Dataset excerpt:
***
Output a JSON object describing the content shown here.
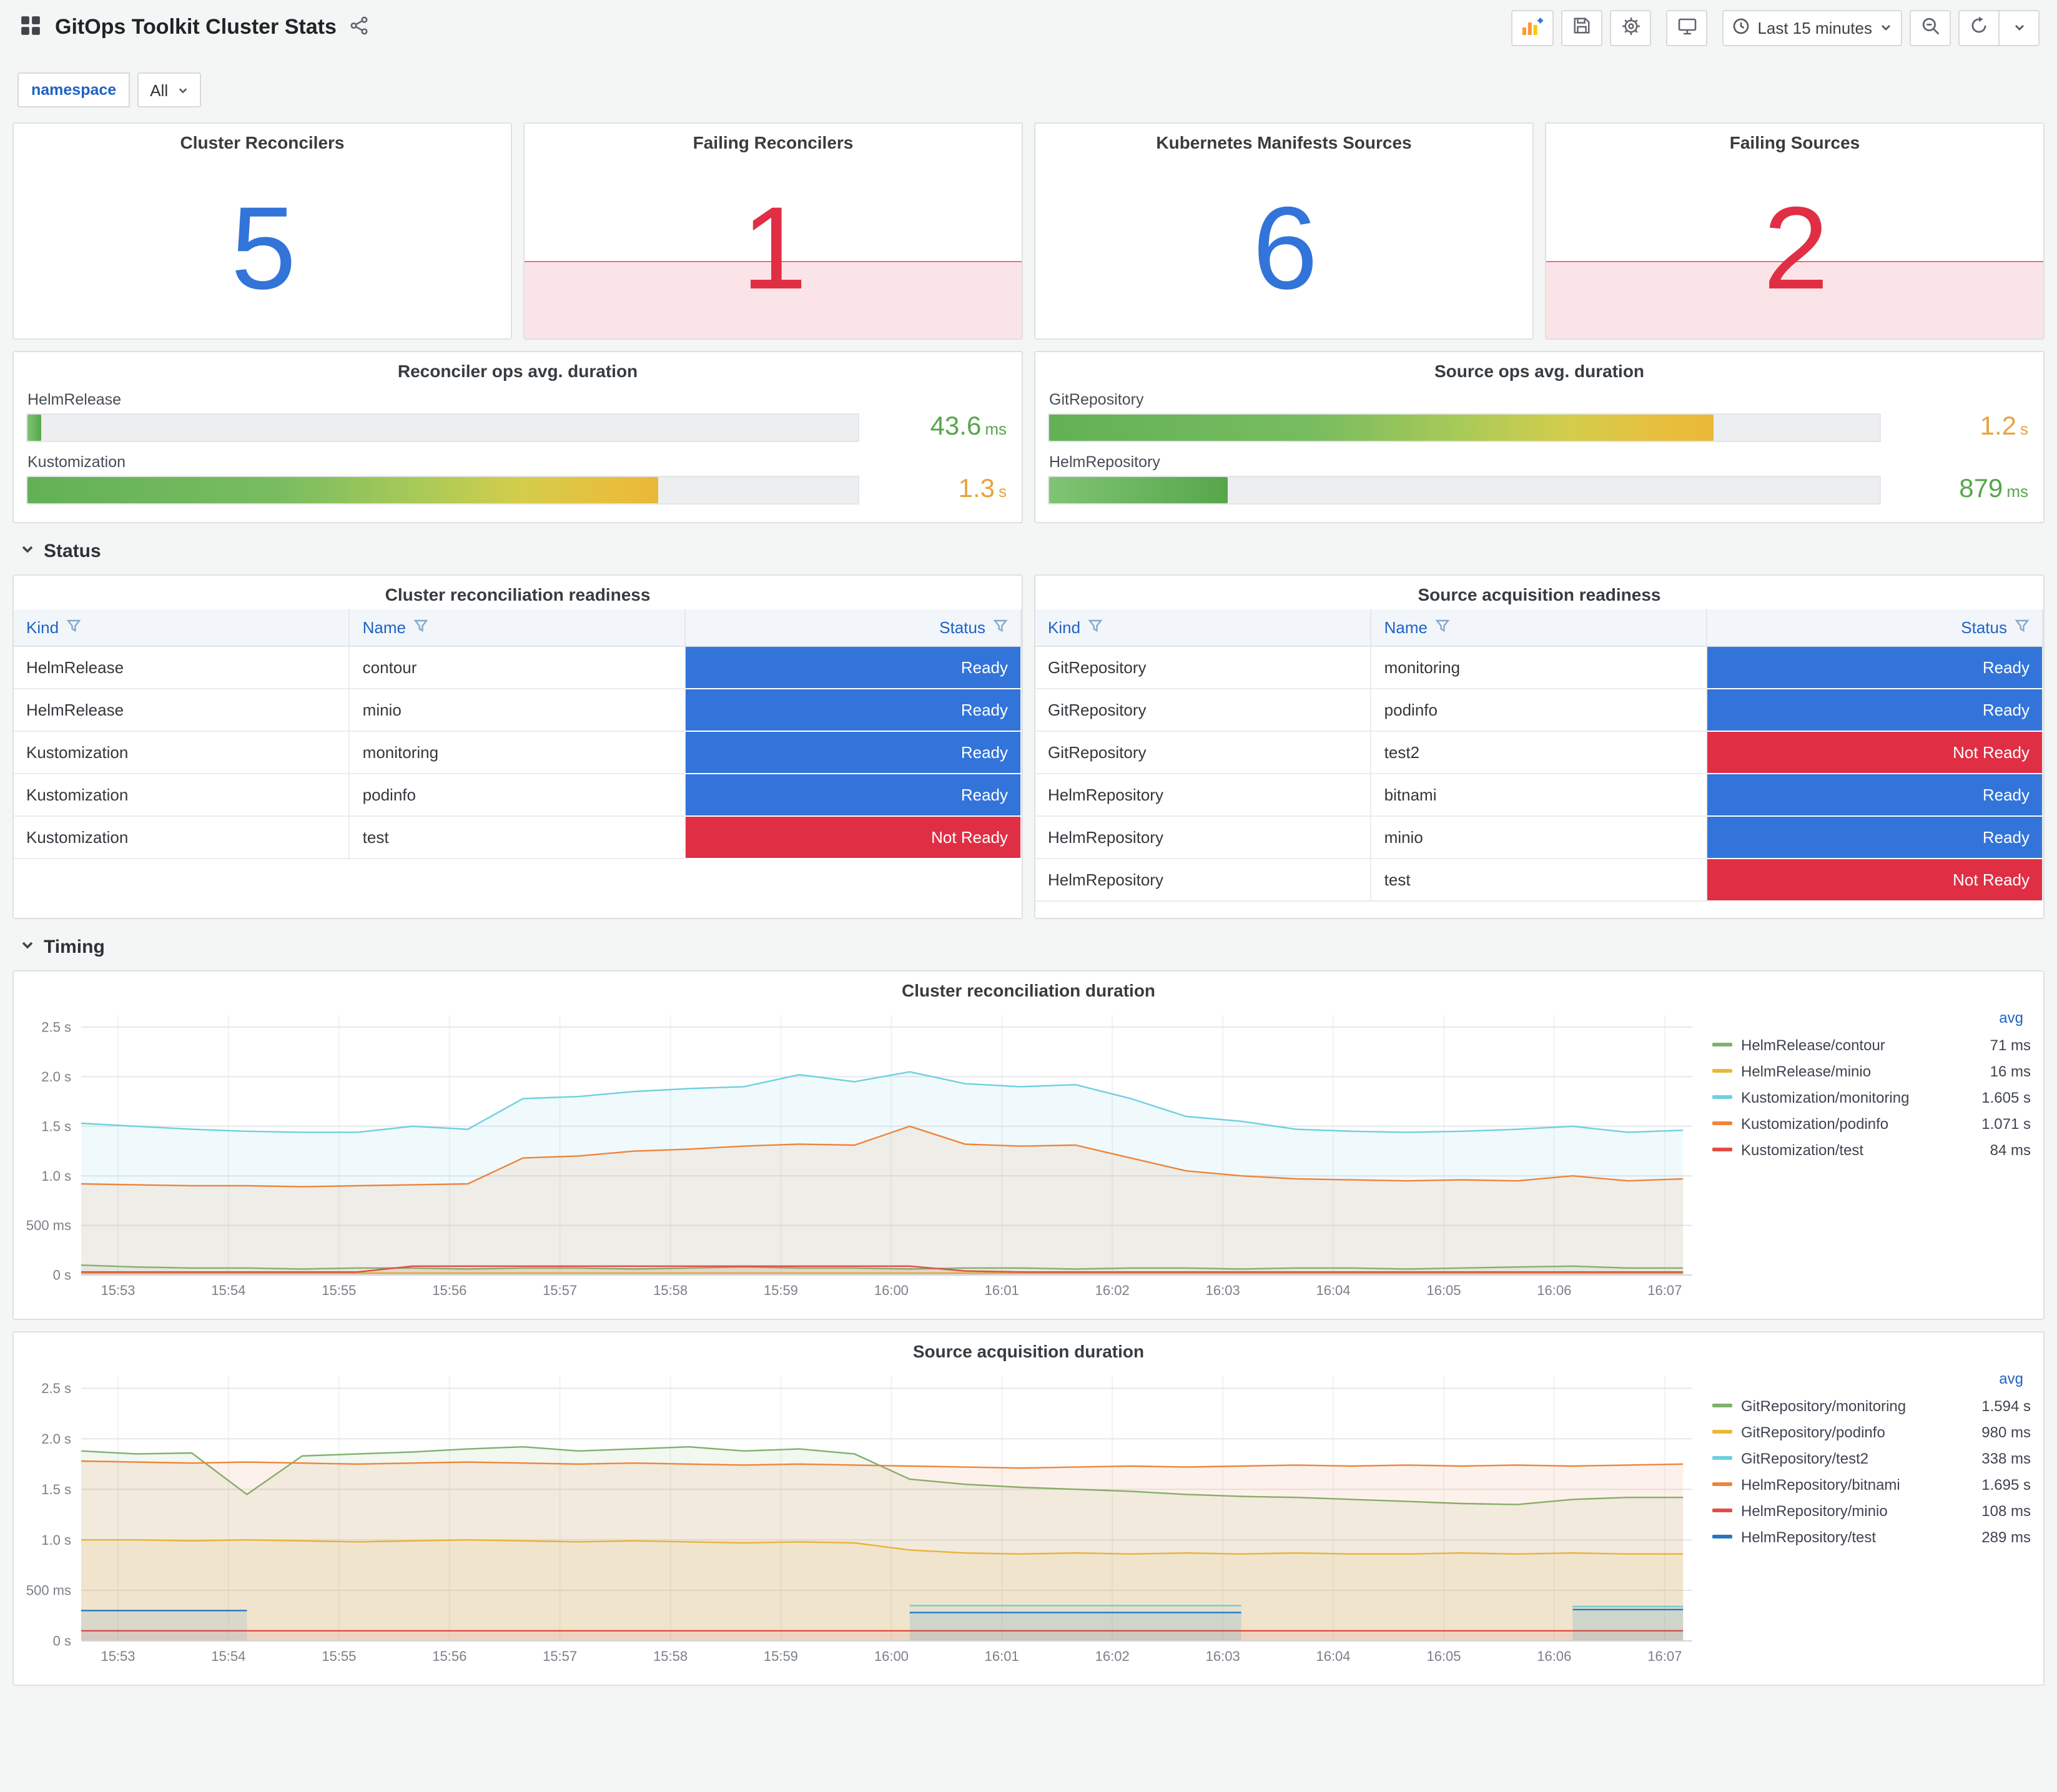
{
  "header": {
    "title": "GitOps Toolkit Cluster Stats",
    "time_range": "Last 15 minutes"
  },
  "icons": {
    "apps": "grid-icon",
    "share": "share-icon",
    "add_panel": "add-panel-icon",
    "save": "save-icon",
    "settings": "gear-icon",
    "tv": "monitor-icon",
    "clock": "clock-icon",
    "caret": "chevron-down-icon",
    "zoom_out": "zoom-out-icon",
    "refresh": "refresh-icon",
    "filter": "filter-funnel-icon"
  },
  "variables": {
    "label": "namespace",
    "value": "All"
  },
  "sections": {
    "status": "Status",
    "timing": "Timing"
  },
  "stats": [
    {
      "title": "Cluster Reconcilers",
      "value": "5",
      "color": "#3274d9",
      "fill": false
    },
    {
      "title": "Failing Reconcilers",
      "value": "1",
      "color": "#e02f44",
      "fill": true,
      "fill_bg": "rgba(224,47,68,0.13)",
      "fill_line": "rgba(224,47,68,0.65)"
    },
    {
      "title": "Kubernetes Manifests Sources",
      "value": "6",
      "color": "#3274d9",
      "fill": false
    },
    {
      "title": "Failing Sources",
      "value": "2",
      "color": "#e02f44",
      "fill": true,
      "fill_bg": "rgba(224,47,68,0.13)",
      "fill_line": "rgba(224,47,68,0.65)"
    }
  ],
  "gauges": [
    {
      "title": "Reconciler ops avg. duration",
      "rows": [
        {
          "label": "HelmRelease",
          "value": "43.6",
          "unit": "ms",
          "percent": 1.6,
          "value_color": "#56a64b",
          "gradient": "green"
        },
        {
          "label": "Kustomization",
          "value": "1.3",
          "unit": "s",
          "percent": 76,
          "value_color": "#e8a33c",
          "gradient": "green-yellow"
        }
      ]
    },
    {
      "title": "Source ops avg. duration",
      "rows": [
        {
          "label": "GitRepository",
          "value": "1.2",
          "unit": "s",
          "percent": 80,
          "value_color": "#e8a33c",
          "gradient": "green-yellow"
        },
        {
          "label": "HelmRepository",
          "value": "879",
          "unit": "ms",
          "percent": 21.5,
          "value_color": "#56a64b",
          "gradient": "green"
        }
      ]
    }
  ],
  "tables": [
    {
      "title": "Cluster reconciliation readiness",
      "columns": [
        "Kind",
        "Name",
        "Status"
      ],
      "rows": [
        {
          "kind": "HelmRelease",
          "name": "contour",
          "status": "Ready"
        },
        {
          "kind": "HelmRelease",
          "name": "minio",
          "status": "Ready"
        },
        {
          "kind": "Kustomization",
          "name": "monitoring",
          "status": "Ready"
        },
        {
          "kind": "Kustomization",
          "name": "podinfo",
          "status": "Ready"
        },
        {
          "kind": "Kustomization",
          "name": "test",
          "status": "Not Ready"
        }
      ]
    },
    {
      "title": "Source acquisition readiness",
      "columns": [
        "Kind",
        "Name",
        "Status"
      ],
      "rows": [
        {
          "kind": "GitRepository",
          "name": "monitoring",
          "status": "Ready"
        },
        {
          "kind": "GitRepository",
          "name": "podinfo",
          "status": "Ready"
        },
        {
          "kind": "GitRepository",
          "name": "test2",
          "status": "Not Ready"
        },
        {
          "kind": "HelmRepository",
          "name": "bitnami",
          "status": "Ready"
        },
        {
          "kind": "HelmRepository",
          "name": "minio",
          "status": "Ready"
        },
        {
          "kind": "HelmRepository",
          "name": "test",
          "status": "Not Ready"
        }
      ]
    }
  ],
  "status_colors": {
    "Ready": "#3274d9",
    "Not Ready": "#e02f44"
  },
  "chart_data": [
    {
      "type": "line",
      "title": "Cluster reconciliation duration",
      "xlabel": "",
      "ylabel": "",
      "grid": true,
      "legend_position": "right",
      "legend_header": "avg",
      "ylim": [
        0,
        2.62
      ],
      "yticks": [
        {
          "v": 0,
          "label": "0 s"
        },
        {
          "v": 0.5,
          "label": "500 ms"
        },
        {
          "v": 1,
          "label": "1.0 s"
        },
        {
          "v": 1.5,
          "label": "1.5 s"
        },
        {
          "v": 2,
          "label": "2.0 s"
        },
        {
          "v": 2.5,
          "label": "2.5 s"
        }
      ],
      "x0": 0,
      "x_step": 30,
      "x_range": [
        0,
        875
      ],
      "xticks": {
        "start": 20,
        "step": 60,
        "labels": [
          "15:53",
          "15:54",
          "15:55",
          "15:56",
          "15:57",
          "15:58",
          "15:59",
          "16:00",
          "16:01",
          "16:02",
          "16:03",
          "16:04",
          "16:05",
          "16:06",
          "16:07"
        ]
      },
      "series": [
        {
          "name": "HelmRelease/contour",
          "color": "#7EB26D",
          "avg": "71 ms",
          "values": [
            0.1,
            0.08,
            0.07,
            0.07,
            0.06,
            0.07,
            0.07,
            0.06,
            0.07,
            0.07,
            0.06,
            0.07,
            0.08,
            0.07,
            0.07,
            0.06,
            0.07,
            0.07,
            0.06,
            0.07,
            0.07,
            0.06,
            0.07,
            0.07,
            0.06,
            0.07,
            0.08,
            0.09,
            0.07,
            0.07
          ]
        },
        {
          "name": "HelmRelease/minio",
          "color": "#EAB839",
          "avg": "16 ms",
          "values": [
            0.02,
            0.02,
            0.02,
            0.02,
            0.02,
            0.02,
            0.02,
            0.02,
            0.02,
            0.02,
            0.02,
            0.02,
            0.02,
            0.02,
            0.02,
            0.02,
            0.02,
            0.02,
            0.02,
            0.02,
            0.02,
            0.02,
            0.02,
            0.02,
            0.02,
            0.02,
            0.02,
            0.02,
            0.02,
            0.02
          ]
        },
        {
          "name": "Kustomization/monitoring",
          "color": "#6ED0E0",
          "avg": "1.605 s",
          "values": [
            1.53,
            1.5,
            1.47,
            1.45,
            1.44,
            1.44,
            1.5,
            1.47,
            1.78,
            1.8,
            1.85,
            1.88,
            1.9,
            2.02,
            1.95,
            2.05,
            1.93,
            1.9,
            1.92,
            1.78,
            1.6,
            1.55,
            1.47,
            1.45,
            1.44,
            1.45,
            1.47,
            1.5,
            1.44,
            1.46
          ]
        },
        {
          "name": "Kustomization/podinfo",
          "color": "#EF843C",
          "avg": "1.071 s",
          "values": [
            0.92,
            0.91,
            0.9,
            0.9,
            0.89,
            0.9,
            0.91,
            0.92,
            1.18,
            1.2,
            1.25,
            1.27,
            1.3,
            1.32,
            1.31,
            1.5,
            1.32,
            1.3,
            1.31,
            1.18,
            1.05,
            1.0,
            0.97,
            0.96,
            0.95,
            0.96,
            0.95,
            1.0,
            0.95,
            0.97
          ]
        },
        {
          "name": "Kustomization/test",
          "color": "#E24D42",
          "avg": "84 ms",
          "values": [
            0.03,
            0.03,
            0.03,
            0.03,
            0.03,
            0.03,
            0.09,
            0.09,
            0.09,
            0.09,
            0.09,
            0.09,
            0.09,
            0.09,
            0.09,
            0.09,
            0.04,
            0.03,
            0.03,
            0.03,
            0.03,
            0.03,
            0.03,
            0.03,
            0.03,
            0.03,
            0.03,
            0.03,
            0.03,
            0.03
          ]
        }
      ]
    },
    {
      "type": "line",
      "title": "Source acquisition duration",
      "xlabel": "",
      "ylabel": "",
      "grid": true,
      "legend_position": "right",
      "legend_header": "avg",
      "ylim": [
        0,
        2.62
      ],
      "yticks": [
        {
          "v": 0,
          "label": "0 s"
        },
        {
          "v": 0.5,
          "label": "500 ms"
        },
        {
          "v": 1,
          "label": "1.0 s"
        },
        {
          "v": 1.5,
          "label": "1.5 s"
        },
        {
          "v": 2,
          "label": "2.0 s"
        },
        {
          "v": 2.5,
          "label": "2.5 s"
        }
      ],
      "x0": 0,
      "x_step": 30,
      "x_range": [
        0,
        875
      ],
      "xticks": {
        "start": 20,
        "step": 60,
        "labels": [
          "15:53",
          "15:54",
          "15:55",
          "15:56",
          "15:57",
          "15:58",
          "15:59",
          "16:00",
          "16:01",
          "16:02",
          "16:03",
          "16:04",
          "16:05",
          "16:06",
          "16:07"
        ]
      },
      "series": [
        {
          "name": "GitRepository/monitoring",
          "color": "#7EB26D",
          "avg": "1.594 s",
          "values": [
            1.88,
            1.85,
            1.86,
            1.45,
            1.83,
            1.85,
            1.87,
            1.9,
            1.92,
            1.88,
            1.9,
            1.92,
            1.88,
            1.9,
            1.85,
            1.6,
            1.55,
            1.52,
            1.5,
            1.48,
            1.45,
            1.43,
            1.42,
            1.4,
            1.38,
            1.36,
            1.35,
            1.4,
            1.42,
            1.42
          ]
        },
        {
          "name": "GitRepository/podinfo",
          "color": "#EAB839",
          "avg": "980 ms",
          "values": [
            1.0,
            1.0,
            0.99,
            1.0,
            0.99,
            0.98,
            0.99,
            1.0,
            0.99,
            0.98,
            0.99,
            0.98,
            0.97,
            0.98,
            0.97,
            0.9,
            0.87,
            0.86,
            0.87,
            0.86,
            0.87,
            0.86,
            0.87,
            0.86,
            0.86,
            0.87,
            0.86,
            0.87,
            0.86,
            0.86
          ]
        },
        {
          "name": "GitRepository/test2",
          "color": "#6ED0E0",
          "avg": "338 ms",
          "values": [
            null,
            null,
            null,
            null,
            null,
            null,
            null,
            null,
            null,
            null,
            null,
            null,
            null,
            null,
            null,
            0.35,
            0.35,
            0.35,
            0.35,
            0.35,
            0.35,
            0.35,
            null,
            null,
            null,
            null,
            null,
            0.34,
            0.34,
            0.34
          ]
        },
        {
          "name": "HelmRepository/bitnami",
          "color": "#EF843C",
          "avg": "1.695 s",
          "values": [
            1.78,
            1.77,
            1.76,
            1.77,
            1.76,
            1.75,
            1.76,
            1.77,
            1.76,
            1.75,
            1.76,
            1.75,
            1.74,
            1.75,
            1.74,
            1.73,
            1.72,
            1.71,
            1.72,
            1.73,
            1.72,
            1.73,
            1.74,
            1.73,
            1.74,
            1.73,
            1.74,
            1.73,
            1.74,
            1.75
          ]
        },
        {
          "name": "HelmRepository/minio",
          "color": "#E24D42",
          "avg": "108 ms",
          "values": [
            0.1,
            0.1,
            0.1,
            0.1,
            0.1,
            0.1,
            0.1,
            0.1,
            0.1,
            0.1,
            0.1,
            0.1,
            0.1,
            0.1,
            0.1,
            0.1,
            0.1,
            0.1,
            0.1,
            0.1,
            0.1,
            0.1,
            0.1,
            0.1,
            0.1,
            0.1,
            0.1,
            0.1,
            0.1,
            0.1
          ]
        },
        {
          "name": "HelmRepository/test",
          "color": "#1F78C1",
          "avg": "289 ms",
          "values": [
            0.3,
            0.3,
            0.3,
            0.3,
            null,
            null,
            null,
            null,
            null,
            null,
            null,
            null,
            null,
            null,
            null,
            0.28,
            0.28,
            0.28,
            0.28,
            0.28,
            0.28,
            0.28,
            null,
            null,
            null,
            null,
            null,
            0.31,
            0.31,
            0.31
          ]
        }
      ]
    }
  ]
}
***
Goal: Look through the entries above for the word "reconciliation". Copy every line where it shows up.

Correct response:
      "title": "Cluster reconciliation readiness",
      "title": "Cluster reconciliation duration",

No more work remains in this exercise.